>> begin GIVEN DATA
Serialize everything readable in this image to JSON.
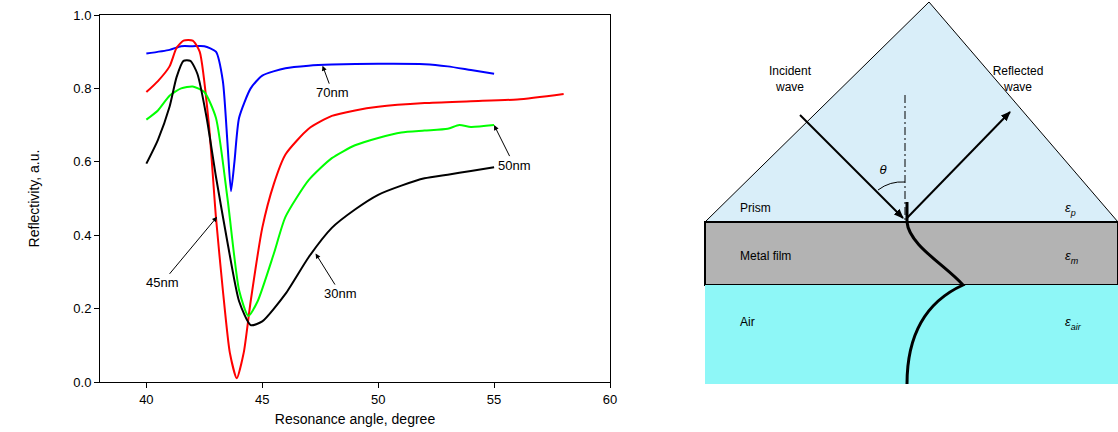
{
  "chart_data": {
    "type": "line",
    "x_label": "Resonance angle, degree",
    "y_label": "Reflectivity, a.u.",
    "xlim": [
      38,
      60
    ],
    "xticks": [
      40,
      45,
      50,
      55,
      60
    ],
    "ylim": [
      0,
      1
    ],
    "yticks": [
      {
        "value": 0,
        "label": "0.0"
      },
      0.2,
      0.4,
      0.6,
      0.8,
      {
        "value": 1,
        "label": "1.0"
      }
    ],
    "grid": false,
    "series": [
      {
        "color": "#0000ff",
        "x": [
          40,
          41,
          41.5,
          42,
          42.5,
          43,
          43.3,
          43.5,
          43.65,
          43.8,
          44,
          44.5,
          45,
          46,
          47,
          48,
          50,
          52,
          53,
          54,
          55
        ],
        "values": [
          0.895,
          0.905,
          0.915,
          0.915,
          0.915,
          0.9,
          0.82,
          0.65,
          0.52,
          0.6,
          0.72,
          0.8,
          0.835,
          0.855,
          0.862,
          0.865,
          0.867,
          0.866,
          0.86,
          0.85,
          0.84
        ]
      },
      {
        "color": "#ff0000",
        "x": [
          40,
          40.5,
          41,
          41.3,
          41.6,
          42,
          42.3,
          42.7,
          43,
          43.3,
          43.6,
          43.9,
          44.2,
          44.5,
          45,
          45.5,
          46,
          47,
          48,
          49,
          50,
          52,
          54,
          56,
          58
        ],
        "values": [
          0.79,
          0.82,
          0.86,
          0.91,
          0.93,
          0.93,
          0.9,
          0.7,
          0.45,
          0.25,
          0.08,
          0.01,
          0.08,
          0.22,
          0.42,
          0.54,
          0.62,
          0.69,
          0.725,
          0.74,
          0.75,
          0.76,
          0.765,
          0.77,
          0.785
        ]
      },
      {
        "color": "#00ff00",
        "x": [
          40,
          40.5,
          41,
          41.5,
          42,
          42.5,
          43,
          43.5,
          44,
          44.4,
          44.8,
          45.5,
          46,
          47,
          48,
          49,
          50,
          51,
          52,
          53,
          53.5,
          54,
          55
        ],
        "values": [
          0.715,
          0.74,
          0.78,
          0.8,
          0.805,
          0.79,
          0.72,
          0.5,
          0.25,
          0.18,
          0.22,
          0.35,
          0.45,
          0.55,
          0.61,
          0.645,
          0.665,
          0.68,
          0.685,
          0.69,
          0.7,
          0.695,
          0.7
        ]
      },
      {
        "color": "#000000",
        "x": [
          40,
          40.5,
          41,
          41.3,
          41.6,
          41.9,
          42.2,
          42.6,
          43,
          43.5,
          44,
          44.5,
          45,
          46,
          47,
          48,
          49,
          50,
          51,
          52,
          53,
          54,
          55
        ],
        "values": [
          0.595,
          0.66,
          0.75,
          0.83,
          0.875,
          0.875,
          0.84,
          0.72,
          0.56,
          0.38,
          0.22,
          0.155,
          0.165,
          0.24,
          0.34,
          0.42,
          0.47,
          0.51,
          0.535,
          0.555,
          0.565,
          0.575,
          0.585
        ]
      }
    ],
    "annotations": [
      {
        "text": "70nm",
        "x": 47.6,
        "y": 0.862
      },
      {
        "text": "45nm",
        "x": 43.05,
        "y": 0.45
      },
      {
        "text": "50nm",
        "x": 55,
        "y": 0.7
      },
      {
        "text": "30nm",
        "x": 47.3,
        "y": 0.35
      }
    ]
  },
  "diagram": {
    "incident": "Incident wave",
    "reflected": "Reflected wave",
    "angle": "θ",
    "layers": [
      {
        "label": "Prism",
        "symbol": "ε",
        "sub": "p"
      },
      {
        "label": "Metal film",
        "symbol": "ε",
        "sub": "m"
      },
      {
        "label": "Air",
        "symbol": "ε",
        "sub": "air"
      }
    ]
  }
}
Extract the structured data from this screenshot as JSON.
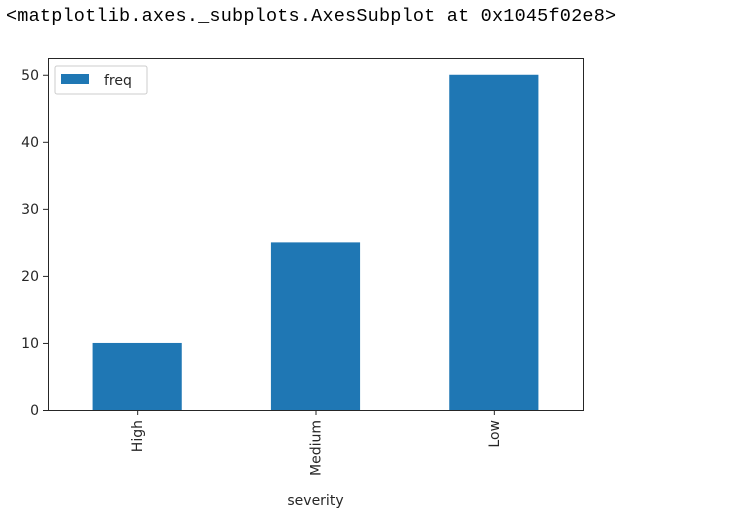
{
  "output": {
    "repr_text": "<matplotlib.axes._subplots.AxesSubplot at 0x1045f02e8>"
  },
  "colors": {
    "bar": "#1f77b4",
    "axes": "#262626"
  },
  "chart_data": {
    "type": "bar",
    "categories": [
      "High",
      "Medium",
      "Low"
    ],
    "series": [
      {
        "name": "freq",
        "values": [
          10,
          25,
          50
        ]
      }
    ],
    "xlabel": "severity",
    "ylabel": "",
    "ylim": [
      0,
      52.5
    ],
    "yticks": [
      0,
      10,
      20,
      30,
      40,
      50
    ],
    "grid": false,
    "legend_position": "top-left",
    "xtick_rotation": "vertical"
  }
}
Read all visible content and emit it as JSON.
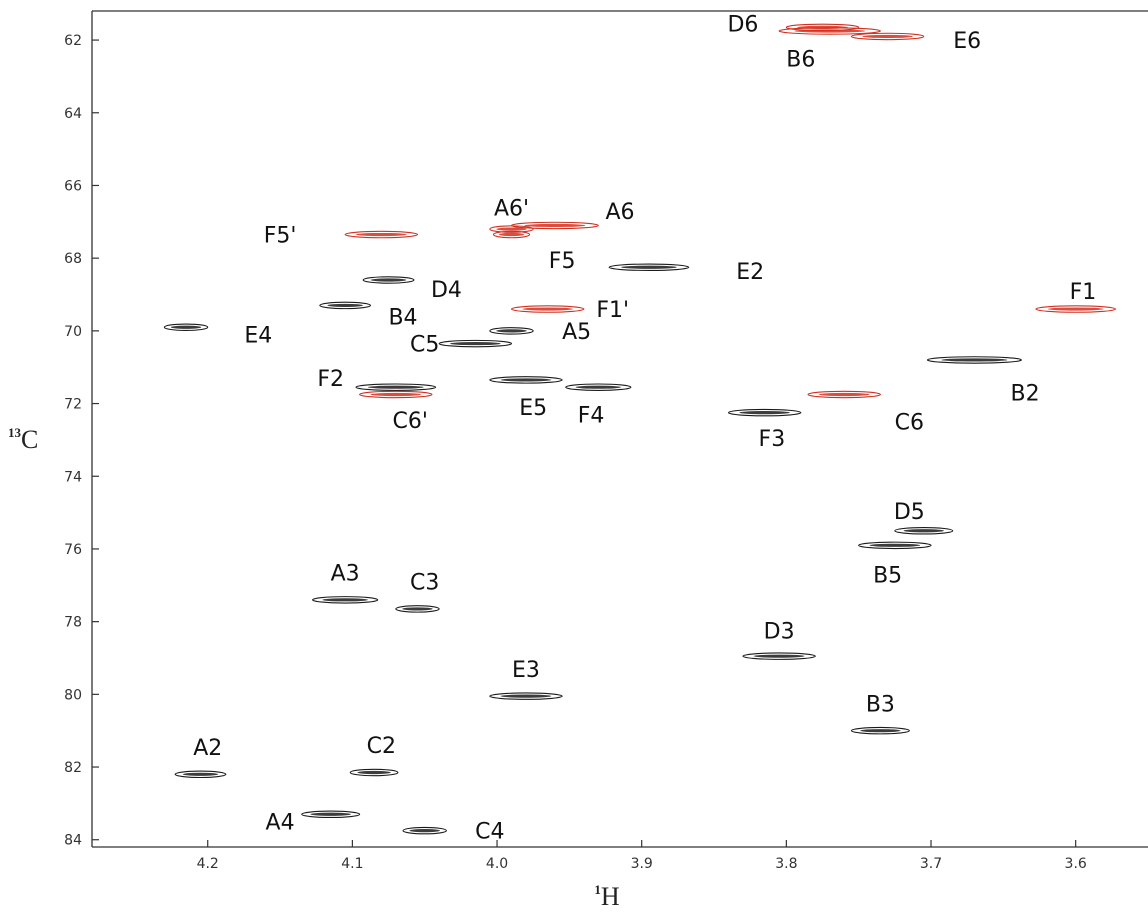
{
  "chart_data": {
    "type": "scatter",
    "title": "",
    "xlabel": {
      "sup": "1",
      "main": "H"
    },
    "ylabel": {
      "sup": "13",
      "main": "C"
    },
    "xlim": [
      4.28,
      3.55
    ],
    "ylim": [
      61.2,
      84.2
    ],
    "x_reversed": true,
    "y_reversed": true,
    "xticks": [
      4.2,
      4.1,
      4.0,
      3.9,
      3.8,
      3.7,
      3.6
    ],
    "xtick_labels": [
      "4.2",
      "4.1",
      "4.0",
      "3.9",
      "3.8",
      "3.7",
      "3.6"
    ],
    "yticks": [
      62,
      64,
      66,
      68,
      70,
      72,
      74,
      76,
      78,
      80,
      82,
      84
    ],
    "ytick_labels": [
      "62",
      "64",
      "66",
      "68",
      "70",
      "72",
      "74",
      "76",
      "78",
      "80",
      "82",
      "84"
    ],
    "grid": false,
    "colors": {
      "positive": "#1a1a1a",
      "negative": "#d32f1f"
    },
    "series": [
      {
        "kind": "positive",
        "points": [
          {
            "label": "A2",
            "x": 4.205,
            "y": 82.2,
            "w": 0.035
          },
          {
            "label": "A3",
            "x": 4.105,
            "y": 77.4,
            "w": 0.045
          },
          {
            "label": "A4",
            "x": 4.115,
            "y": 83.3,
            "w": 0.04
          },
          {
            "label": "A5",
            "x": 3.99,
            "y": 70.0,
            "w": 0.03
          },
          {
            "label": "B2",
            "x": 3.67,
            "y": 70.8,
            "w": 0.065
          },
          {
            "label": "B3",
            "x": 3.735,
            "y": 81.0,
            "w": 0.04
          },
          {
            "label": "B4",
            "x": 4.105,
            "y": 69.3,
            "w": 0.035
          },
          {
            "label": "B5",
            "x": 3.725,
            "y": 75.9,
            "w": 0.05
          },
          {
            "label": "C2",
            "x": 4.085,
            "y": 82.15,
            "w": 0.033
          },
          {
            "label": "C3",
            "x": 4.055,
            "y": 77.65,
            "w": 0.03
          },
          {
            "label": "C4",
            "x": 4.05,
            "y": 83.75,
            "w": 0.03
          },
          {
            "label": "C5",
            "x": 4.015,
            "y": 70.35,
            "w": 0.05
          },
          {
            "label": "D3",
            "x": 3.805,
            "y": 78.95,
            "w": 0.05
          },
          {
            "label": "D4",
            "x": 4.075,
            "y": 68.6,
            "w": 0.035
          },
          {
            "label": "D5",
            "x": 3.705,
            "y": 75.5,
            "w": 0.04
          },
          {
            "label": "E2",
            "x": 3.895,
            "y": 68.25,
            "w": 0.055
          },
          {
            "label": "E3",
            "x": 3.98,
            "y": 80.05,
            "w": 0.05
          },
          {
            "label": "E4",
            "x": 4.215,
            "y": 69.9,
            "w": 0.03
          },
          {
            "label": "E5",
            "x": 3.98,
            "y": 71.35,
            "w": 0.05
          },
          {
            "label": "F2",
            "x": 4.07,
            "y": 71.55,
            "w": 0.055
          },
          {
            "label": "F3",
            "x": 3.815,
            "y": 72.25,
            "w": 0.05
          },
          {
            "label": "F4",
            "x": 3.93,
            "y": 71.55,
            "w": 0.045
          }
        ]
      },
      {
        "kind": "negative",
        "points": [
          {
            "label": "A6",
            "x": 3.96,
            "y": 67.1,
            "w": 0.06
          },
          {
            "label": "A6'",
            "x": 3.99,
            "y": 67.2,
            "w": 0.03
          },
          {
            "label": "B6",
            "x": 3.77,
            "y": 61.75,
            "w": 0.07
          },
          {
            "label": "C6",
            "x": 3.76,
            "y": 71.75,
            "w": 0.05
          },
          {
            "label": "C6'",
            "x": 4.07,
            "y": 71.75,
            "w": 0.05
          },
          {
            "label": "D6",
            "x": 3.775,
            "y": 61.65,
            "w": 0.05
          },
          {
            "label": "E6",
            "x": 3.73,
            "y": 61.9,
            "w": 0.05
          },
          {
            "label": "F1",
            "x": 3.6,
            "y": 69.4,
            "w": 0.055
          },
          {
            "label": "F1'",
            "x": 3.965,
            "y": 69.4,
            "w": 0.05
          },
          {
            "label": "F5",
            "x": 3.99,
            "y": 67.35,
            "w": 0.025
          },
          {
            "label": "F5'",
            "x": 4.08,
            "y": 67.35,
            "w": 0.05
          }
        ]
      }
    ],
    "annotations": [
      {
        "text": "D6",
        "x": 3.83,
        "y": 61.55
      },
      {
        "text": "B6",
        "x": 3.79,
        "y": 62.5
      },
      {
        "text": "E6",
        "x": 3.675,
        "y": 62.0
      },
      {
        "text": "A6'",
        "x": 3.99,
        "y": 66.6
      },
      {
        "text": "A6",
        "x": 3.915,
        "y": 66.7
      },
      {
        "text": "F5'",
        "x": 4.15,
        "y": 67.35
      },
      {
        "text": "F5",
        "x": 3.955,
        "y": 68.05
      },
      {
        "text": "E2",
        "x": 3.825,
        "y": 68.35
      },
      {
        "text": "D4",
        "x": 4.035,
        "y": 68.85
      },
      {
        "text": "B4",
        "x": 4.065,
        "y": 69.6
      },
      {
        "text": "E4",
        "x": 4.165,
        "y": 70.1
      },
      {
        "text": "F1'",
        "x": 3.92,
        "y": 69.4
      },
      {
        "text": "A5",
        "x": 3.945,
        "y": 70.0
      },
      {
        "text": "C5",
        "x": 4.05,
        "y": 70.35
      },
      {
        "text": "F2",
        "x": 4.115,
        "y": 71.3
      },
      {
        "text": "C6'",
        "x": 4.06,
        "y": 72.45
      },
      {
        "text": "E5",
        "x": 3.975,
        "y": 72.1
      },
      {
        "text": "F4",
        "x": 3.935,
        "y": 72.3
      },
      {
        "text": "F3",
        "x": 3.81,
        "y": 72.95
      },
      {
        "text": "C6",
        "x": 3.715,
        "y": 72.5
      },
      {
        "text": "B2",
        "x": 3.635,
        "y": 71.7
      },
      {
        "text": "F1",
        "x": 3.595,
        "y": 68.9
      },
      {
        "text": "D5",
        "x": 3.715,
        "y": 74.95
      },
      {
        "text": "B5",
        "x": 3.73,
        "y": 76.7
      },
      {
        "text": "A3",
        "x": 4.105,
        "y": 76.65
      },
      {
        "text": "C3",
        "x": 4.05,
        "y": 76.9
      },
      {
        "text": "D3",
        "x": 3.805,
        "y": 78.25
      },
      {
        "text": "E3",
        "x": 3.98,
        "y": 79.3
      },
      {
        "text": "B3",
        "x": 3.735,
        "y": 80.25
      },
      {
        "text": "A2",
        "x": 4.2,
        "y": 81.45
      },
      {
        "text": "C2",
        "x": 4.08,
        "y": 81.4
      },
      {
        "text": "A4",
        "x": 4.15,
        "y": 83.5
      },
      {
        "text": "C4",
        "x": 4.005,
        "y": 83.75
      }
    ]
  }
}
>> end GIVEN DATA
» **TO DO**: Count the lines in the records above that contain the word "JSON", and give only the number.

» **SOLVED EXERCISE**: 3